** start of Available data **

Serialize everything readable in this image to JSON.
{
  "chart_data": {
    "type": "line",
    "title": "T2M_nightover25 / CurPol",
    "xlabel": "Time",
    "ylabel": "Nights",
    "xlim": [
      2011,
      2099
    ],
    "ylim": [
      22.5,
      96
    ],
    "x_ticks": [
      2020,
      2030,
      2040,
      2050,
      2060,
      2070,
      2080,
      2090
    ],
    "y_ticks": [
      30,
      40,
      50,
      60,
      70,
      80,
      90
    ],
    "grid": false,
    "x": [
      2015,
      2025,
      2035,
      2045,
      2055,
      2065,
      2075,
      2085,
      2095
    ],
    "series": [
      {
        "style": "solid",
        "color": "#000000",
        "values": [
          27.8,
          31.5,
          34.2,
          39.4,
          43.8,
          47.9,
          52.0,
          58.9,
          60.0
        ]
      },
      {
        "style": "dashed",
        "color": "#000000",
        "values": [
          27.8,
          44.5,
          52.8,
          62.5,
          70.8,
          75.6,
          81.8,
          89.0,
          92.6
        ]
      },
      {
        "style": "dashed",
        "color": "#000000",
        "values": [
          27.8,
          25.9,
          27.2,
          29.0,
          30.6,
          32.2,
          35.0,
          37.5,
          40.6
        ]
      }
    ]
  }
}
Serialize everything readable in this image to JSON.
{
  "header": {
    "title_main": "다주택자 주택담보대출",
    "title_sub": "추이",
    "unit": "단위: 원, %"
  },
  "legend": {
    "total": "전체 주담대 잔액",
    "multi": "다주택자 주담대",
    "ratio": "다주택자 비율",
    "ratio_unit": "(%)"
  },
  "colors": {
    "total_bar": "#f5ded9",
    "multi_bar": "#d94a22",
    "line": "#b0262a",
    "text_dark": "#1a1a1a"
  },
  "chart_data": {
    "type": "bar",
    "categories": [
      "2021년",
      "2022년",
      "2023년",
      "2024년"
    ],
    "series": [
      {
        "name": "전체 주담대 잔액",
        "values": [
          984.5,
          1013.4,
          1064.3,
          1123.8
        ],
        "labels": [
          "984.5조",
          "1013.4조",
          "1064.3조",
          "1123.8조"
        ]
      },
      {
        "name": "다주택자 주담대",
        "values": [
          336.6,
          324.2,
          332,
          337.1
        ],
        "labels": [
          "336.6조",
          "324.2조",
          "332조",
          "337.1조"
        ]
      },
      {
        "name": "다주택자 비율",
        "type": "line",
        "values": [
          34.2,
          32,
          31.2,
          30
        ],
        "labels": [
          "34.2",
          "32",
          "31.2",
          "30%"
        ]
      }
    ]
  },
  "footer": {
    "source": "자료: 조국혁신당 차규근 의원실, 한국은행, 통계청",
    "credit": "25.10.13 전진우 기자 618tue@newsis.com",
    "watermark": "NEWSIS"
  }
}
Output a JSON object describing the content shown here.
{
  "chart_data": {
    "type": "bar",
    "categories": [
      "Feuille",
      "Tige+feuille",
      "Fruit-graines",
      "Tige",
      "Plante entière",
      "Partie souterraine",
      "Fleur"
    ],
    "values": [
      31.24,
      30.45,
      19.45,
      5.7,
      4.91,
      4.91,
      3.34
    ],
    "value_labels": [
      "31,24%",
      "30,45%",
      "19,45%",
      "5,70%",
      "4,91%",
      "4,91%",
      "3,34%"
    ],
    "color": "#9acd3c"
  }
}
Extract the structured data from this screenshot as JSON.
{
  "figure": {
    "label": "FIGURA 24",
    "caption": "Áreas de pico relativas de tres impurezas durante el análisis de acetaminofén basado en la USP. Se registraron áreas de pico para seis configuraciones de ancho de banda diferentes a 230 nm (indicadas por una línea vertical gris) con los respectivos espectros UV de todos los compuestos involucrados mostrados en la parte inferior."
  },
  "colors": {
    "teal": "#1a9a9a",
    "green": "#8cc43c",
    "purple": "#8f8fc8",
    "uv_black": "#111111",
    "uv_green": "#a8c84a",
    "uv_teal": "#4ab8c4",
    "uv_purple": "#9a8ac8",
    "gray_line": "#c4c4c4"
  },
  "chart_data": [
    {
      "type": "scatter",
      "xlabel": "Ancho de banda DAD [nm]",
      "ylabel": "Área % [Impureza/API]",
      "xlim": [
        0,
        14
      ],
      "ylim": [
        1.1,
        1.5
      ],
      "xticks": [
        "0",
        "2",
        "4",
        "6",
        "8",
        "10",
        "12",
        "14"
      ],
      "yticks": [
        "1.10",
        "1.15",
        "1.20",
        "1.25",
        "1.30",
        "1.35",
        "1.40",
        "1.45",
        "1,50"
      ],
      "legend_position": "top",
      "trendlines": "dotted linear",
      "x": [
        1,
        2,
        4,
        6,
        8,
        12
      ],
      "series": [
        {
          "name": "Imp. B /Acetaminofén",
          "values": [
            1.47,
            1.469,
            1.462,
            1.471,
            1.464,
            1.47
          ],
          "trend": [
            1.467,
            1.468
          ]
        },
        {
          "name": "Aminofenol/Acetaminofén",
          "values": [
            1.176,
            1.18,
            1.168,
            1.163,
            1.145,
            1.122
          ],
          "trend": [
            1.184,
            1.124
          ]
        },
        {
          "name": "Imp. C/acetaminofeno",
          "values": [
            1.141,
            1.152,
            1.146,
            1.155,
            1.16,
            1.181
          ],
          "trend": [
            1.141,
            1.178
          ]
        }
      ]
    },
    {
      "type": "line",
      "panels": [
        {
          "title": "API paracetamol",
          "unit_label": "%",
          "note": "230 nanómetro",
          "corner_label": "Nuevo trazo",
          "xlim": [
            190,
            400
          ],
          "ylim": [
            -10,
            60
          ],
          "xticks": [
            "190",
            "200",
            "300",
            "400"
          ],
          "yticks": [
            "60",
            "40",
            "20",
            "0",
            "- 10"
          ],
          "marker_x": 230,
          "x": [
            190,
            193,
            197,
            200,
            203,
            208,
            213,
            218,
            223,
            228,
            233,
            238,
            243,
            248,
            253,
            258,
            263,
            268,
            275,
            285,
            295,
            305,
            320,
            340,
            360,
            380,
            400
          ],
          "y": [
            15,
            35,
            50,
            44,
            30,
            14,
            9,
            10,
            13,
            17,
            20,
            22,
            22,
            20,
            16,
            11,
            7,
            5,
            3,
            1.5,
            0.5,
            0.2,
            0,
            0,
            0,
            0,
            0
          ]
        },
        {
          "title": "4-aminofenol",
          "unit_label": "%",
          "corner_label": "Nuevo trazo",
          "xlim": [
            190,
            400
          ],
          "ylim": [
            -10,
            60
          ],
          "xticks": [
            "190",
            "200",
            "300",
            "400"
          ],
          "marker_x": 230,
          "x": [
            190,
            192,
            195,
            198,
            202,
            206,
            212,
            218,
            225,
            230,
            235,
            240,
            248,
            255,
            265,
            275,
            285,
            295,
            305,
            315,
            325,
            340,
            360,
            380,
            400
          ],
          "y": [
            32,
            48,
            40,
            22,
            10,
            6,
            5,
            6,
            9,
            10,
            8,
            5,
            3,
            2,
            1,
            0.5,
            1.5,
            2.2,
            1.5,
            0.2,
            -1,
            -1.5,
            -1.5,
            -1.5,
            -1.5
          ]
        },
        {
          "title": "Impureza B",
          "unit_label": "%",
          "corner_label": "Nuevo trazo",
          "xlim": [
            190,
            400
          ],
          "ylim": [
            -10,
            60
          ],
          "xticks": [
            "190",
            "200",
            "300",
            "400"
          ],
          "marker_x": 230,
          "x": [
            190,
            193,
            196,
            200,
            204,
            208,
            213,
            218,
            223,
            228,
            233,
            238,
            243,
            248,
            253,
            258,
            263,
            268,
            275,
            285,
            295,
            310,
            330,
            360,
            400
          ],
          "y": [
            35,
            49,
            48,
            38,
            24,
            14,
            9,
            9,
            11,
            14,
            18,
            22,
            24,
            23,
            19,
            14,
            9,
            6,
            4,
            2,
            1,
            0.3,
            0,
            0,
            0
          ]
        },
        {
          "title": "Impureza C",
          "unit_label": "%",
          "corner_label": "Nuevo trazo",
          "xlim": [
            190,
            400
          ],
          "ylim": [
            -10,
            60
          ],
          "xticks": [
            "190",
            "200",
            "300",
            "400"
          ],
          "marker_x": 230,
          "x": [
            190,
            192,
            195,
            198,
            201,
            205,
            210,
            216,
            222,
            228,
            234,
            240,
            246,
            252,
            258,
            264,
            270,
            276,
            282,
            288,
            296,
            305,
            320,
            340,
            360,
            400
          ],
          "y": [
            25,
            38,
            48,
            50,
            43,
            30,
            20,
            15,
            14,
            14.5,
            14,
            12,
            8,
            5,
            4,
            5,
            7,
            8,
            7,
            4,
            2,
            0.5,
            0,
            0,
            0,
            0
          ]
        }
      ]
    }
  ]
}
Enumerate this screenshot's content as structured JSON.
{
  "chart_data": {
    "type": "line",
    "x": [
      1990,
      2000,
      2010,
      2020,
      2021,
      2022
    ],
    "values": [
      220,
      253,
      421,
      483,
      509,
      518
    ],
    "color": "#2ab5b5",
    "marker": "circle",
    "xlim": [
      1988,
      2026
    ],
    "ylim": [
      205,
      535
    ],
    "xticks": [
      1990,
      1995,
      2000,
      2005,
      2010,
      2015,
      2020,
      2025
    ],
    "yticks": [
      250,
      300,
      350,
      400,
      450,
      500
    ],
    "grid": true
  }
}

** end of Available data **

Stated problem: Print nothing but the lines from the line with "Enumerate this screenshot's" to the last line of the records above. Both of those lines count.

Answer for this exercise:
Enumerate this screenshot's content as structured JSON.
{
  "chart_data": {
    "type": "line",
    "x": [
      1990,
      2000,
      2010,
      2020,
      2021,
      2022
    ],
    "values": [
      220,
      253,
      421,
      483,
      509,
      518
    ],
    "color": "#2ab5b5",
    "marker": "circle",
    "xlim": [
      1988,
      2026
    ],
    "ylim": [
      205,
      535
    ],
    "xticks": [
      1990,
      1995,
      2000,
      2005,
      2010,
      2015,
      2020,
      2025
    ],
    "yticks": [
      250,
      300,
      350,
      400,
      450,
      500
    ],
    "grid": true
  }
}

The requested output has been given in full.